## start DATA SHOWN
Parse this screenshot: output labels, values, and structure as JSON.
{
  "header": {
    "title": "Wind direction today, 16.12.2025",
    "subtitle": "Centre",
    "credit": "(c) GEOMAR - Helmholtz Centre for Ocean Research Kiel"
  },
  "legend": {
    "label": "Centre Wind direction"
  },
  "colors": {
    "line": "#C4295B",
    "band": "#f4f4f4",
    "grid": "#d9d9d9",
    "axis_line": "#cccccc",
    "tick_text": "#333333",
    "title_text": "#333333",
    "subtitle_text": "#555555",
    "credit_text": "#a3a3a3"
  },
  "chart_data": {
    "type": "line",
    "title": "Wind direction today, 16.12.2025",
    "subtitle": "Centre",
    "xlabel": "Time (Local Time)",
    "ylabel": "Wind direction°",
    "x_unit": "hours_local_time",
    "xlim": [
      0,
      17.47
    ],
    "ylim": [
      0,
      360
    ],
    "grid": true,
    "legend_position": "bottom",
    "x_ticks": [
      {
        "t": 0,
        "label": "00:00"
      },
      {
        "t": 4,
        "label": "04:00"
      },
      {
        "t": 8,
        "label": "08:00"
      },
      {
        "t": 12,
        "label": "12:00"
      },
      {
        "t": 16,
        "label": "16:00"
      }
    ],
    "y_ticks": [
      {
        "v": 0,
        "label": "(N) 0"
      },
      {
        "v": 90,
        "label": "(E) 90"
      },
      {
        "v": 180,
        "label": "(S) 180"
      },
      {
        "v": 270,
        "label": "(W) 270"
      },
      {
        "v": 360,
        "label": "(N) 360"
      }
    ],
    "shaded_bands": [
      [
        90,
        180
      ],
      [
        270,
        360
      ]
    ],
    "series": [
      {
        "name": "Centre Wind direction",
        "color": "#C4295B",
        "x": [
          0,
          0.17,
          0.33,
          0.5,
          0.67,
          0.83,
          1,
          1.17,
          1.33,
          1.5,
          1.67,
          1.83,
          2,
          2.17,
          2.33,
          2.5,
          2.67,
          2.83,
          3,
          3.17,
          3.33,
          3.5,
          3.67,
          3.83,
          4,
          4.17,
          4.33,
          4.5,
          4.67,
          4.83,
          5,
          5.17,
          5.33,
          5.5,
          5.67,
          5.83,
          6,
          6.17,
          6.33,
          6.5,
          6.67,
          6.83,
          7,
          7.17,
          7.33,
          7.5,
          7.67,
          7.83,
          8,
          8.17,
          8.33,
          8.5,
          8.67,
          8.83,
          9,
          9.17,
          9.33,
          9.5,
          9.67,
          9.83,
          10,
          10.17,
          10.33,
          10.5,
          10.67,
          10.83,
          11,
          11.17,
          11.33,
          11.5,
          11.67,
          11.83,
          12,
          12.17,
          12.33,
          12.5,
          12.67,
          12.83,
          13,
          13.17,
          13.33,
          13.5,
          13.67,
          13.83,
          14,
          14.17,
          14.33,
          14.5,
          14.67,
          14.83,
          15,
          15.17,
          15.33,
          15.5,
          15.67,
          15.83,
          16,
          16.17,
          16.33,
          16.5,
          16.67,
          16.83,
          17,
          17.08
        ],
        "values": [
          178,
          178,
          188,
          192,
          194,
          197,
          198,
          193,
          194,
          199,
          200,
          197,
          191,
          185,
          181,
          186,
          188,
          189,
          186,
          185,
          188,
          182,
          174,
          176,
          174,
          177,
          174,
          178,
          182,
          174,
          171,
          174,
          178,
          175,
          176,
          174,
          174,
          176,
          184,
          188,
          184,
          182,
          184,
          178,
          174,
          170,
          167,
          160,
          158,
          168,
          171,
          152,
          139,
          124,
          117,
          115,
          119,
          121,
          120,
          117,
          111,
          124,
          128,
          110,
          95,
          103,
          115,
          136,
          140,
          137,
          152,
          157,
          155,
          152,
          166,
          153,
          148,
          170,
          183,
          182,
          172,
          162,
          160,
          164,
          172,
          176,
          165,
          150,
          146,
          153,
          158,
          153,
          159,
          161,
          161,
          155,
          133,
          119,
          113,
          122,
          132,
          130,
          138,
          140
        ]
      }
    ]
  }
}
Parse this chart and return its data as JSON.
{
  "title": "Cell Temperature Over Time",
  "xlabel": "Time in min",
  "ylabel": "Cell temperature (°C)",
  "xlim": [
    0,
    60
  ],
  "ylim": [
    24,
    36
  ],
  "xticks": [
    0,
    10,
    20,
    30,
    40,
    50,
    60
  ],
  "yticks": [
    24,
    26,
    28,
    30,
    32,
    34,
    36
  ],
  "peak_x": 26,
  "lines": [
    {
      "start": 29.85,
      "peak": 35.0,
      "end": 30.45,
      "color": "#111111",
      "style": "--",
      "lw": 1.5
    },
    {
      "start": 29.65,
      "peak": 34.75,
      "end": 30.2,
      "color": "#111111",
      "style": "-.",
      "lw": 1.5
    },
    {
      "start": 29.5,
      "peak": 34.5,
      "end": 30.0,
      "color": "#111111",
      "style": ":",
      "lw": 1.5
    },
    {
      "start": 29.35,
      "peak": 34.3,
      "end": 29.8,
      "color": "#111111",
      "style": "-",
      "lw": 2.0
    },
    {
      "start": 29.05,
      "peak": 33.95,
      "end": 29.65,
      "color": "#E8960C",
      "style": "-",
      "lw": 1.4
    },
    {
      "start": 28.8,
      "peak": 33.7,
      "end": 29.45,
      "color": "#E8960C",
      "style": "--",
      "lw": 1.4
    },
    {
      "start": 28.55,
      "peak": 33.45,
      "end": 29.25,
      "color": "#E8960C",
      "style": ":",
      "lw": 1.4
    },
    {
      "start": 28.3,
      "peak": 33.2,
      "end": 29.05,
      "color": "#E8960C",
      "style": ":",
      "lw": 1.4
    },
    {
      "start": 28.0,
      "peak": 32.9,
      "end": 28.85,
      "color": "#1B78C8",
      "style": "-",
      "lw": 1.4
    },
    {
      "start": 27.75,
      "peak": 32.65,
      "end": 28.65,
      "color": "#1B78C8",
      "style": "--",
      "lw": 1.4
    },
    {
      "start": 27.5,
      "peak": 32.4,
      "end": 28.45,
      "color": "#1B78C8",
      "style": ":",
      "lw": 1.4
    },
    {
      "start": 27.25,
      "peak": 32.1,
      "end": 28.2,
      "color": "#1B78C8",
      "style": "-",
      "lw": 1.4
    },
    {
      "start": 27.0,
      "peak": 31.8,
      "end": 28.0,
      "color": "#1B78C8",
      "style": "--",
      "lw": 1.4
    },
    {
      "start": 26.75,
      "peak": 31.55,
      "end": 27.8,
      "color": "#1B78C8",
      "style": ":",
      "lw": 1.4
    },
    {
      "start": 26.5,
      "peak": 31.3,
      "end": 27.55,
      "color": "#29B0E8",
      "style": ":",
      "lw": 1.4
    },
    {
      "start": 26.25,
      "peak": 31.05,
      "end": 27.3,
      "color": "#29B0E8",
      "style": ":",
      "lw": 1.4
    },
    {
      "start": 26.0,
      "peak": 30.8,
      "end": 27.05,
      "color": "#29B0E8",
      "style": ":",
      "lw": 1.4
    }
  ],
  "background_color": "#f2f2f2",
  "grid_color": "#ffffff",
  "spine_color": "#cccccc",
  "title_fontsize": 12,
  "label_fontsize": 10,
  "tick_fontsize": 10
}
## end DATA SHOWN
SET EXERCISE -
Your task is to quote all of the data word for word.

FINAL RESULT -
Parse this screenshot: output labels, values, and structure as JSON.
{
  "header": {
    "title": "Wind direction today, 16.12.2025",
    "subtitle": "Centre",
    "credit": "(c) GEOMAR - Helmholtz Centre for Ocean Research Kiel"
  },
  "legend": {
    "label": "Centre Wind direction"
  },
  "colors": {
    "line": "#C4295B",
    "band": "#f4f4f4",
    "grid": "#d9d9d9",
    "axis_line": "#cccccc",
    "tick_text": "#333333",
    "title_text": "#333333",
    "subtitle_text": "#555555",
    "credit_text": "#a3a3a3"
  },
  "chart_data": {
    "type": "line",
    "title": "Wind direction today, 16.12.2025",
    "subtitle": "Centre",
    "xlabel": "Time (Local Time)",
    "ylabel": "Wind direction°",
    "x_unit": "hours_local_time",
    "xlim": [
      0,
      17.47
    ],
    "ylim": [
      0,
      360
    ],
    "grid": true,
    "legend_position": "bottom",
    "x_ticks": [
      {
        "t": 0,
        "label": "00:00"
      },
      {
        "t": 4,
        "label": "04:00"
      },
      {
        "t": 8,
        "label": "08:00"
      },
      {
        "t": 12,
        "label": "12:00"
      },
      {
        "t": 16,
        "label": "16:00"
      }
    ],
    "y_ticks": [
      {
        "v": 0,
        "label": "(N) 0"
      },
      {
        "v": 90,
        "label": "(E) 90"
      },
      {
        "v": 180,
        "label": "(S) 180"
      },
      {
        "v": 270,
        "label": "(W) 270"
      },
      {
        "v": 360,
        "label": "(N) 360"
      }
    ],
    "shaded_bands": [
      [
        90,
        180
      ],
      [
        270,
        360
      ]
    ],
    "series": [
      {
        "name": "Centre Wind direction",
        "color": "#C4295B",
        "x": [
          0,
          0.17,
          0.33,
          0.5,
          0.67,
          0.83,
          1,
          1.17,
          1.33,
          1.5,
          1.67,
          1.83,
          2,
          2.17,
          2.33,
          2.5,
          2.67,
          2.83,
          3,
          3.17,
          3.33,
          3.5,
          3.67,
          3.83,
          4,
          4.17,
          4.33,
          4.5,
          4.67,
          4.83,
          5,
          5.17,
          5.33,
          5.5,
          5.67,
          5.83,
          6,
          6.17,
          6.33,
          6.5,
          6.67,
          6.83,
          7,
          7.17,
          7.33,
          7.5,
          7.67,
          7.83,
          8,
          8.17,
          8.33,
          8.5,
          8.67,
          8.83,
          9,
          9.17,
          9.33,
          9.5,
          9.67,
          9.83,
          10,
          10.17,
          10.33,
          10.5,
          10.67,
          10.83,
          11,
          11.17,
          11.33,
          11.5,
          11.67,
          11.83,
          12,
          12.17,
          12.33,
          12.5,
          12.67,
          12.83,
          13,
          13.17,
          13.33,
          13.5,
          13.67,
          13.83,
          14,
          14.17,
          14.33,
          14.5,
          14.67,
          14.83,
          15,
          15.17,
          15.33,
          15.5,
          15.67,
          15.83,
          16,
          16.17,
          16.33,
          16.5,
          16.67,
          16.83,
          17,
          17.08
        ],
        "values": [
          178,
          178,
          188,
          192,
          194,
          197,
          198,
          193,
          194,
          199,
          200,
          197,
          191,
          185,
          181,
          186,
          188,
          189,
          186,
          185,
          188,
          182,
          174,
          176,
          174,
          177,
          174,
          178,
          182,
          174,
          171,
          174,
          178,
          175,
          176,
          174,
          174,
          176,
          184,
          188,
          184,
          182,
          184,
          178,
          174,
          170,
          167,
          160,
          158,
          168,
          171,
          152,
          139,
          124,
          117,
          115,
          119,
          121,
          120,
          117,
          111,
          124,
          128,
          110,
          95,
          103,
          115,
          136,
          140,
          137,
          152,
          157,
          155,
          152,
          166,
          153,
          148,
          170,
          183,
          182,
          172,
          162,
          160,
          164,
          172,
          176,
          165,
          150,
          146,
          153,
          158,
          153,
          159,
          161,
          161,
          155,
          133,
          119,
          113,
          122,
          132,
          130,
          138,
          140
        ]
      }
    ]
  }
}
Parse this chart and return its data as JSON.
{
  "title": "Cell Temperature Over Time",
  "xlabel": "Time in min",
  "ylabel": "Cell temperature (°C)",
  "xlim": [
    0,
    60
  ],
  "ylim": [
    24,
    36
  ],
  "xticks": [
    0,
    10,
    20,
    30,
    40,
    50,
    60
  ],
  "yticks": [
    24,
    26,
    28,
    30,
    32,
    34,
    36
  ],
  "peak_x": 26,
  "lines": [
    {
      "start": 29.85,
      "peak": 35.0,
      "end": 30.45,
      "color": "#111111",
      "style": "--",
      "lw": 1.5
    },
    {
      "start": 29.65,
      "peak": 34.75,
      "end": 30.2,
      "color": "#111111",
      "style": "-.",
      "lw": 1.5
    },
    {
      "start": 29.5,
      "peak": 34.5,
      "end": 30.0,
      "color": "#111111",
      "style": ":",
      "lw": 1.5
    },
    {
      "start": 29.35,
      "peak": 34.3,
      "end": 29.8,
      "color": "#111111",
      "style": "-",
      "lw": 2.0
    },
    {
      "start": 29.05,
      "peak": 33.95,
      "end": 29.65,
      "color": "#E8960C",
      "style": "-",
      "lw": 1.4
    },
    {
      "start": 28.8,
      "peak": 33.7,
      "end": 29.45,
      "color": "#E8960C",
      "style": "--",
      "lw": 1.4
    },
    {
      "start": 28.55,
      "peak": 33.45,
      "end": 29.25,
      "color": "#E8960C",
      "style": ":",
      "lw": 1.4
    },
    {
      "start": 28.3,
      "peak": 33.2,
      "end": 29.05,
      "color": "#E8960C",
      "style": ":",
      "lw": 1.4
    },
    {
      "start": 28.0,
      "peak": 32.9,
      "end": 28.85,
      "color": "#1B78C8",
      "style": "-",
      "lw": 1.4
    },
    {
      "start": 27.75,
      "peak": 32.65,
      "end": 28.65,
      "color": "#1B78C8",
      "style": "--",
      "lw": 1.4
    },
    {
      "start": 27.5,
      "peak": 32.4,
      "end": 28.45,
      "color": "#1B78C8",
      "style": ":",
      "lw": 1.4
    },
    {
      "start": 27.25,
      "peak": 32.1,
      "end": 28.2,
      "color": "#1B78C8",
      "style": "-",
      "lw": 1.4
    },
    {
      "start": 27.0,
      "peak": 31.8,
      "end": 28.0,
      "color": "#1B78C8",
      "style": "--",
      "lw": 1.4
    },
    {
      "start": 26.75,
      "peak": 31.55,
      "end": 27.8,
      "color": "#1B78C8",
      "style": ":",
      "lw": 1.4
    },
    {
      "start": 26.5,
      "peak": 31.3,
      "end": 27.55,
      "color": "#29B0E8",
      "style": ":",
      "lw": 1.4
    },
    {
      "start": 26.25,
      "peak": 31.05,
      "end": 27.3,
      "color": "#29B0E8",
      "style": ":",
      "lw": 1.4
    },
    {
      "start": 26.0,
      "peak": 30.8,
      "end": 27.05,
      "color": "#29B0E8",
      "style": ":",
      "lw": 1.4
    }
  ],
  "background_color": "#f2f2f2",
  "grid_color": "#ffffff",
  "spine_color": "#cccccc",
  "title_fontsize": 12,
  "label_fontsize": 10,
  "tick_fontsize": 10
}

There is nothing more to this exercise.